— start The data —

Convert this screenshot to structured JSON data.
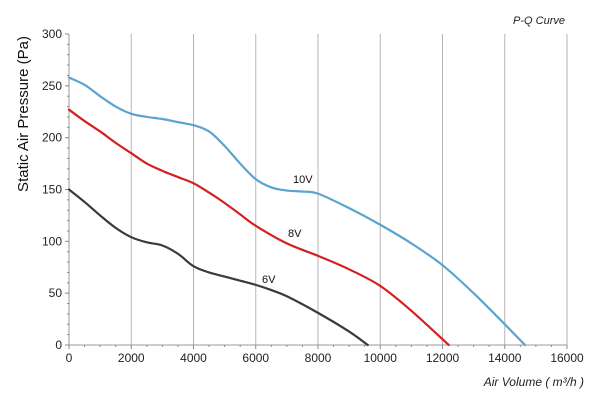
{
  "chart_data": {
    "type": "line",
    "title": "P-Q Curve",
    "xlabel": "Air Volume ( m³/h )",
    "ylabel": "Static Air Pressure  (Pa)",
    "xlim": [
      0,
      16000
    ],
    "ylim": [
      0,
      300
    ],
    "xticks": [
      0,
      2000,
      4000,
      6000,
      8000,
      10000,
      12000,
      14000,
      16000
    ],
    "yticks": [
      0,
      50,
      100,
      150,
      200,
      250,
      300
    ],
    "grid": "vertical",
    "colors": {
      "10V": "#5ba3d0",
      "8V": "#d42020",
      "6V": "#3a3a3a"
    },
    "series": [
      {
        "name": "10V",
        "x": [
          0,
          500,
          1000,
          1500,
          2000,
          2500,
          3000,
          3500,
          4000,
          4500,
          5000,
          5500,
          6000,
          6500,
          7000,
          7500,
          8000,
          9000,
          10000,
          11000,
          12000,
          13000,
          14000,
          14650
        ],
        "y": [
          258,
          251,
          240,
          230,
          223,
          220,
          218,
          215,
          212,
          206,
          192,
          175,
          160,
          152,
          149,
          148,
          146,
          132,
          116,
          98,
          77,
          50,
          20,
          0
        ]
      },
      {
        "name": "8V",
        "x": [
          0,
          500,
          1000,
          1500,
          2000,
          2500,
          3000,
          3500,
          4000,
          4500,
          5000,
          5500,
          6000,
          7000,
          8000,
          9000,
          10000,
          11000,
          12200
        ],
        "y": [
          227,
          216,
          206,
          195,
          185,
          175,
          168,
          162,
          156,
          147,
          137,
          126,
          115,
          98,
          86,
          73,
          57,
          33,
          0
        ]
      },
      {
        "name": "6V",
        "x": [
          0,
          500,
          1000,
          1500,
          2000,
          2500,
          3000,
          3500,
          4000,
          4500,
          5000,
          5500,
          6000,
          6500,
          7000,
          8000,
          9000,
          9600
        ],
        "y": [
          150,
          138,
          125,
          113,
          104,
          99,
          96,
          88,
          76,
          70,
          66,
          62,
          58,
          53,
          47,
          31,
          13,
          0
        ]
      }
    ]
  }
}
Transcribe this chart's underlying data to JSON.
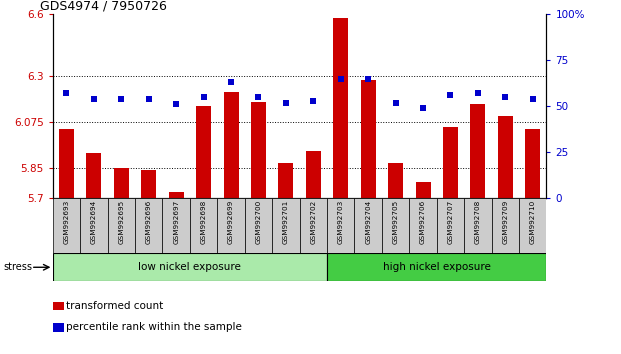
{
  "title": "GDS4974 / 7950726",
  "samples": [
    "GSM992693",
    "GSM992694",
    "GSM992695",
    "GSM992696",
    "GSM992697",
    "GSM992698",
    "GSM992699",
    "GSM992700",
    "GSM992701",
    "GSM992702",
    "GSM992703",
    "GSM992704",
    "GSM992705",
    "GSM992706",
    "GSM992707",
    "GSM992708",
    "GSM992709",
    "GSM992710"
  ],
  "transformed_count": [
    6.04,
    5.92,
    5.85,
    5.84,
    5.73,
    6.15,
    6.22,
    6.17,
    5.87,
    5.93,
    6.58,
    6.28,
    5.87,
    5.78,
    6.05,
    6.16,
    6.1,
    6.04
  ],
  "percentile_rank": [
    57,
    54,
    54,
    54,
    51,
    55,
    63,
    55,
    52,
    53,
    65,
    65,
    52,
    49,
    56,
    57,
    55,
    54
  ],
  "ymin": 5.7,
  "ymax": 6.6,
  "yticks": [
    5.7,
    5.85,
    6.075,
    6.3,
    6.6
  ],
  "ytick_labels": [
    "5.7",
    "5.85",
    "6.075",
    "6.3",
    "6.6"
  ],
  "y2min": 0,
  "y2max": 100,
  "y2ticks": [
    0,
    25,
    50,
    75,
    100
  ],
  "y2tick_labels": [
    "0",
    "25",
    "50",
    "75",
    "100%"
  ],
  "dotted_lines": [
    5.85,
    6.075,
    6.3
  ],
  "bar_color": "#cc0000",
  "dot_color": "#0000cc",
  "bar_bottom": 5.7,
  "group1_label": "low nickel exposure",
  "group2_label": "high nickel exposure",
  "group1_count": 10,
  "group1_color": "#aaeaaa",
  "group2_color": "#44cc44",
  "stress_label": "stress",
  "legend_bar_label": "transformed count",
  "legend_dot_label": "percentile rank within the sample",
  "left_axis_color": "#cc0000",
  "right_axis_color": "#0000cc",
  "bg_xtick": "#cccccc"
}
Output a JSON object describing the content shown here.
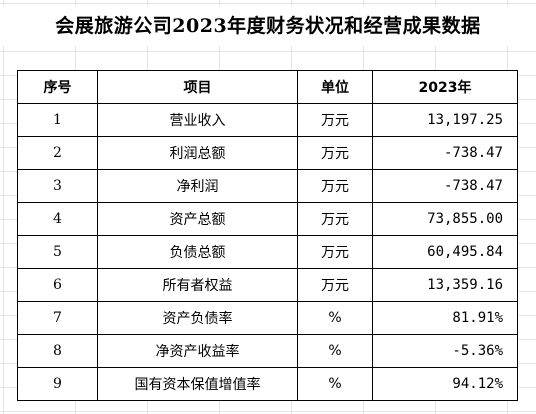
{
  "title": "会展旅游公司2023年度财务状况和经营成果数据",
  "table": {
    "headers": [
      "序号",
      "项目",
      "单位",
      "2023年"
    ],
    "rows": [
      {
        "index": "1",
        "item": "营业收入",
        "unit": "万元",
        "value": "13,197.25"
      },
      {
        "index": "2",
        "item": "利润总额",
        "unit": "万元",
        "value": "-738.47"
      },
      {
        "index": "3",
        "item": "净利润",
        "unit": "万元",
        "value": "-738.47"
      },
      {
        "index": "4",
        "item": "资产总额",
        "unit": "万元",
        "value": "73,855.00"
      },
      {
        "index": "5",
        "item": "负债总额",
        "unit": "万元",
        "value": "60,495.84"
      },
      {
        "index": "6",
        "item": "所有者权益",
        "unit": "万元",
        "value": "13,359.16"
      },
      {
        "index": "7",
        "item": "资产负债率",
        "unit": "%",
        "value": "81.91%"
      },
      {
        "index": "8",
        "item": "净资产收益率",
        "unit": "%",
        "value": "-5.36%"
      },
      {
        "index": "9",
        "item": "国有资本保值增值率",
        "unit": "%",
        "value": "94.12%"
      }
    ]
  }
}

— end The data —

Transcribe all the data word for word; the images stay out.

Convert this screenshot to structured JSON data.
{
  "chart_data": {
    "type": "line",
    "title": "P-Q Curve",
    "xlabel": "Air Volume ( m³/h )",
    "ylabel": "Static Air Pressure  (Pa)",
    "xlim": [
      0,
      16000
    ],
    "ylim": [
      0,
      300
    ],
    "xticks": [
      0,
      2000,
      4000,
      6000,
      8000,
      10000,
      12000,
      14000,
      16000
    ],
    "yticks": [
      0,
      50,
      100,
      150,
      200,
      250,
      300
    ],
    "grid": "vertical",
    "colors": {
      "10V": "#5ba3d0",
      "8V": "#d42020",
      "6V": "#3a3a3a"
    },
    "series": [
      {
        "name": "10V",
        "x": [
          0,
          500,
          1000,
          1500,
          2000,
          2500,
          3000,
          3500,
          4000,
          4500,
          5000,
          5500,
          6000,
          6500,
          7000,
          7500,
          8000,
          9000,
          10000,
          11000,
          12000,
          13000,
          14000,
          14650
        ],
        "y": [
          258,
          251,
          240,
          230,
          223,
          220,
          218,
          215,
          212,
          206,
          192,
          175,
          160,
          152,
          149,
          148,
          146,
          132,
          116,
          98,
          77,
          50,
          20,
          0
        ]
      },
      {
        "name": "8V",
        "x": [
          0,
          500,
          1000,
          1500,
          2000,
          2500,
          3000,
          3500,
          4000,
          4500,
          5000,
          5500,
          6000,
          7000,
          8000,
          9000,
          10000,
          11000,
          12200
        ],
        "y": [
          227,
          216,
          206,
          195,
          185,
          175,
          168,
          162,
          156,
          147,
          137,
          126,
          115,
          98,
          86,
          73,
          57,
          33,
          0
        ]
      },
      {
        "name": "6V",
        "x": [
          0,
          500,
          1000,
          1500,
          2000,
          2500,
          3000,
          3500,
          4000,
          4500,
          5000,
          5500,
          6000,
          6500,
          7000,
          8000,
          9000,
          9600
        ],
        "y": [
          150,
          138,
          125,
          113,
          104,
          99,
          96,
          88,
          76,
          70,
          66,
          62,
          58,
          53,
          47,
          31,
          13,
          0
        ]
      }
    ]
  }
}
Transcribe this chart's underlying data to JSON.
{
  "title": "GDS4974 / 7950726",
  "samples": [
    "GSM992693",
    "GSM992694",
    "GSM992695",
    "GSM992696",
    "GSM992697",
    "GSM992698",
    "GSM992699",
    "GSM992700",
    "GSM992701",
    "GSM992702",
    "GSM992703",
    "GSM992704",
    "GSM992705",
    "GSM992706",
    "GSM992707",
    "GSM992708",
    "GSM992709",
    "GSM992710"
  ],
  "transformed_count": [
    6.04,
    5.92,
    5.85,
    5.84,
    5.73,
    6.15,
    6.22,
    6.17,
    5.87,
    5.93,
    6.58,
    6.28,
    5.87,
    5.78,
    6.05,
    6.16,
    6.1,
    6.04
  ],
  "percentile_rank": [
    57,
    54,
    54,
    54,
    51,
    55,
    63,
    55,
    52,
    53,
    65,
    65,
    52,
    49,
    56,
    57,
    55,
    54
  ],
  "ymin": 5.7,
  "ymax": 6.6,
  "yticks": [
    5.7,
    5.85,
    6.075,
    6.3,
    6.6
  ],
  "ytick_labels": [
    "5.7",
    "5.85",
    "6.075",
    "6.3",
    "6.6"
  ],
  "y2min": 0,
  "y2max": 100,
  "y2ticks": [
    0,
    25,
    50,
    75,
    100
  ],
  "y2tick_labels": [
    "0",
    "25",
    "50",
    "75",
    "100%"
  ],
  "dotted_lines": [
    5.85,
    6.075,
    6.3
  ],
  "bar_color": "#cc0000",
  "dot_color": "#0000cc",
  "bar_bottom": 5.7,
  "group1_label": "low nickel exposure",
  "group2_label": "high nickel exposure",
  "group1_count": 10,
  "group1_color": "#aaeaaa",
  "group2_color": "#44cc44",
  "stress_label": "stress",
  "legend_bar_label": "transformed count",
  "legend_dot_label": "percentile rank within the sample",
  "left_axis_color": "#cc0000",
  "right_axis_color": "#0000cc",
  "bg_xtick": "#cccccc"
}
Output a JSON object describing the content shown here.
{
  "title": "会展旅游公司2023年度财务状况和经营成果数据",
  "table": {
    "headers": [
      "序号",
      "项目",
      "单位",
      "2023年"
    ],
    "rows": [
      {
        "index": "1",
        "item": "营业收入",
        "unit": "万元",
        "value": "13,197.25"
      },
      {
        "index": "2",
        "item": "利润总额",
        "unit": "万元",
        "value": "-738.47"
      },
      {
        "index": "3",
        "item": "净利润",
        "unit": "万元",
        "value": "-738.47"
      },
      {
        "index": "4",
        "item": "资产总额",
        "unit": "万元",
        "value": "73,855.00"
      },
      {
        "index": "5",
        "item": "负债总额",
        "unit": "万元",
        "value": "60,495.84"
      },
      {
        "index": "6",
        "item": "所有者权益",
        "unit": "万元",
        "value": "13,359.16"
      },
      {
        "index": "7",
        "item": "资产负债率",
        "unit": "%",
        "value": "81.91%"
      },
      {
        "index": "8",
        "item": "净资产收益率",
        "unit": "%",
        "value": "-5.36%"
      },
      {
        "index": "9",
        "item": "国有资本保值增值率",
        "unit": "%",
        "value": "94.12%"
      }
    ]
  }
}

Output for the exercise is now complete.